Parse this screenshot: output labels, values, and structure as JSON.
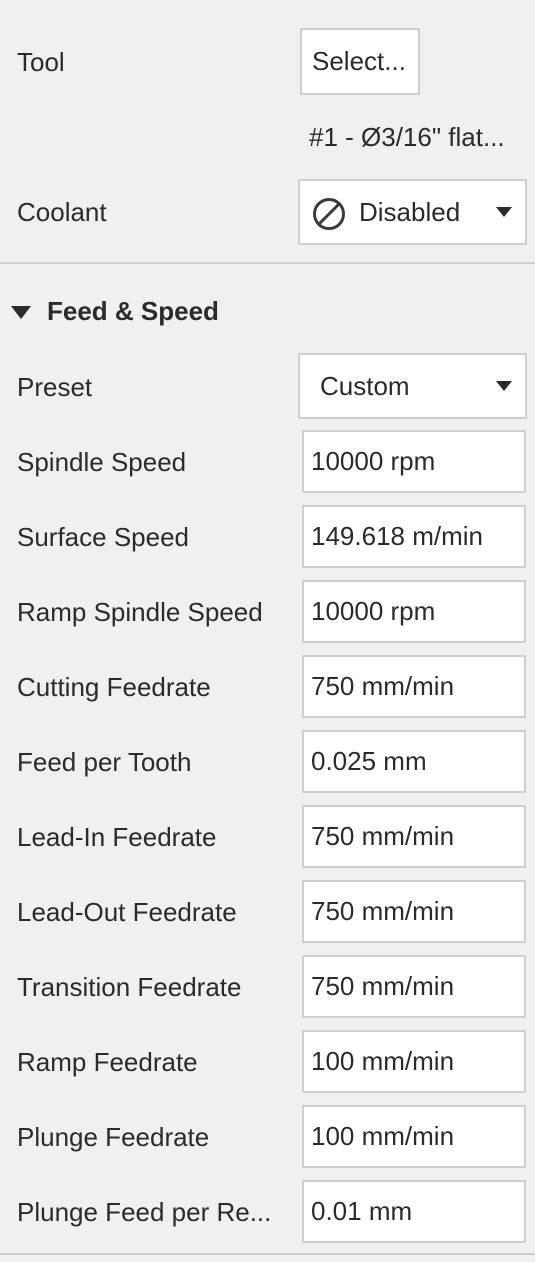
{
  "tool": {
    "label": "Tool",
    "select_button": "Select...",
    "selected_tool": "#1 - Ø3/16\" flat..."
  },
  "coolant": {
    "label": "Coolant",
    "value": "Disabled",
    "icon": "disabled-icon"
  },
  "feed_speed": {
    "title": "Feed & Speed",
    "expanded": true,
    "preset": {
      "label": "Preset",
      "value": "Custom"
    },
    "fields": [
      {
        "label": "Spindle Speed",
        "value": "10000 rpm"
      },
      {
        "label": "Surface Speed",
        "value": "149.618 m/min"
      },
      {
        "label": "Ramp Spindle Speed",
        "value": "10000 rpm"
      },
      {
        "label": "Cutting Feedrate",
        "value": "750 mm/min"
      },
      {
        "label": "Feed per Tooth",
        "value": "0.025 mm"
      },
      {
        "label": "Lead-In Feedrate",
        "value": "750 mm/min"
      },
      {
        "label": "Lead-Out Feedrate",
        "value": "750 mm/min"
      },
      {
        "label": "Transition Feedrate",
        "value": "750 mm/min"
      },
      {
        "label": "Ramp Feedrate",
        "value": "100 mm/min"
      },
      {
        "label": "Plunge Feedrate",
        "value": "100 mm/min"
      },
      {
        "label": "Plunge Feed per Re...",
        "value": "0.01 mm"
      }
    ]
  },
  "colors": {
    "background": "#f0f0f0",
    "field_border": "#cfcfcf",
    "text": "#2b2b2b"
  }
}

* * * * *

> **Task instructions**:
Omit every picture, and otherwise quote the entries exactly.

> **Task response**:
Parse this screenshot: output labels, values, and structure as JSON.
{
  "tool": {
    "label": "Tool",
    "select_button": "Select...",
    "selected_tool": "#1 - Ø3/16\" flat..."
  },
  "coolant": {
    "label": "Coolant",
    "value": "Disabled",
    "icon": "disabled-icon"
  },
  "feed_speed": {
    "title": "Feed & Speed",
    "expanded": true,
    "preset": {
      "label": "Preset",
      "value": "Custom"
    },
    "fields": [
      {
        "label": "Spindle Speed",
        "value": "10000 rpm"
      },
      {
        "label": "Surface Speed",
        "value": "149.618 m/min"
      },
      {
        "label": "Ramp Spindle Speed",
        "value": "10000 rpm"
      },
      {
        "label": "Cutting Feedrate",
        "value": "750 mm/min"
      },
      {
        "label": "Feed per Tooth",
        "value": "0.025 mm"
      },
      {
        "label": "Lead-In Feedrate",
        "value": "750 mm/min"
      },
      {
        "label": "Lead-Out Feedrate",
        "value": "750 mm/min"
      },
      {
        "label": "Transition Feedrate",
        "value": "750 mm/min"
      },
      {
        "label": "Ramp Feedrate",
        "value": "100 mm/min"
      },
      {
        "label": "Plunge Feedrate",
        "value": "100 mm/min"
      },
      {
        "label": "Plunge Feed per Re...",
        "value": "0.01 mm"
      }
    ]
  },
  "colors": {
    "background": "#f0f0f0",
    "field_border": "#cfcfcf",
    "text": "#2b2b2b"
  }
}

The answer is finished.